STATED GOAL: Make an exact copy of all the data.

┄┄┄┄┄┄┄┄┄┄

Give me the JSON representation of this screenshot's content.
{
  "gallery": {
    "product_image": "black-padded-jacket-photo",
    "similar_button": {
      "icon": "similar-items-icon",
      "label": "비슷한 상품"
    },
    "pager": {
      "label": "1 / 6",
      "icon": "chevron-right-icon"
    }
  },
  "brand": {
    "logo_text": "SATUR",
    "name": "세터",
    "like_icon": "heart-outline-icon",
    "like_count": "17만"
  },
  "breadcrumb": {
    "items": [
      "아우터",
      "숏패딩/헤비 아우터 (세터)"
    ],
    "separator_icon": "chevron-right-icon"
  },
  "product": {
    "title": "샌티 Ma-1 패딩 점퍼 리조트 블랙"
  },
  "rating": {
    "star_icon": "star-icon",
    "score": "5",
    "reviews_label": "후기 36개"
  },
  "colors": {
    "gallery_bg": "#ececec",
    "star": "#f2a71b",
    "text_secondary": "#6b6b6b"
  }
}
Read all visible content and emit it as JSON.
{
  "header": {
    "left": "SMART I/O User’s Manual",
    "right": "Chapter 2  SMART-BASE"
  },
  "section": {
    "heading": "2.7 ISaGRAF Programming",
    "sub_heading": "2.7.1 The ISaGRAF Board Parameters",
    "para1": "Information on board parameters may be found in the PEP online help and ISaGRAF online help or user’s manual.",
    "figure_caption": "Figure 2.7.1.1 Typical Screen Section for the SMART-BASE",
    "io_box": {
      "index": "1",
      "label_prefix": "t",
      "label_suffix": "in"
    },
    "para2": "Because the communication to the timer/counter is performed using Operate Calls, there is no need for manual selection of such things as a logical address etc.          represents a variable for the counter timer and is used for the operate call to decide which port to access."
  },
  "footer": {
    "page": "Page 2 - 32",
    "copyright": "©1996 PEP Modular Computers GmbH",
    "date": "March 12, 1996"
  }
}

┄┄┄┄┄┄┄┄┄┄

EXERCISE SOLUTION:
Give me the JSON representation of this screenshot's content.
{
  "gallery": {
    "product_image": "black-padded-jacket-photo",
    "similar_button": {
      "icon": "similar-items-icon",
      "label": "비슷한 상품"
    },
    "pager": {
      "label": "1 / 6",
      "icon": "chevron-right-icon"
    }
  },
  "brand": {
    "logo_text": "SATUR",
    "name": "세터",
    "like_icon": "heart-outline-icon",
    "like_count": "17만"
  },
  "breadcrumb": {
    "items": [
      "아우터",
      "숏패딩/헤비 아우터 (세터)"
    ],
    "separator_icon": "chevron-right-icon"
  },
  "product": {
    "title": "샌티 Ma-1 패딩 점퍼 리조트 블랙"
  },
  "rating": {
    "star_icon": "star-icon",
    "score": "5",
    "reviews_label": "후기 36개"
  },
  "colors": {
    "gallery_bg": "#ececec",
    "star": "#f2a71b",
    "text_secondary": "#6b6b6b"
  }
}
Read all visible content and emit it as JSON.
{
  "header": {
    "left": "SMART I/O User’s Manual",
    "right": "Chapter 2  SMART-BASE"
  },
  "section": {
    "heading": "2.7 ISaGRAF Programming",
    "sub_heading": "2.7.1 The ISaGRAF Board Parameters",
    "para1": "Information on board parameters may be found in the PEP online help and ISaGRAF online help or user’s manual.",
    "figure_caption": "Figure 2.7.1.1 Typical Screen Section for the SMART-BASE",
    "io_box": {
      "index": "1",
      "label_prefix": "t",
      "label_suffix": "in"
    },
    "para2": "Because the communication to the timer/counter is performed using Operate Calls, there is no need for manual selection of such things as a logical address etc.          represents a variable for the counter timer and is used for the operate call to decide which port to access."
  },
  "footer": {
    "page": "Page 2 - 32",
    "copyright": "©1996 PEP Modular Computers GmbH",
    "date": "March 12, 1996"
  }
}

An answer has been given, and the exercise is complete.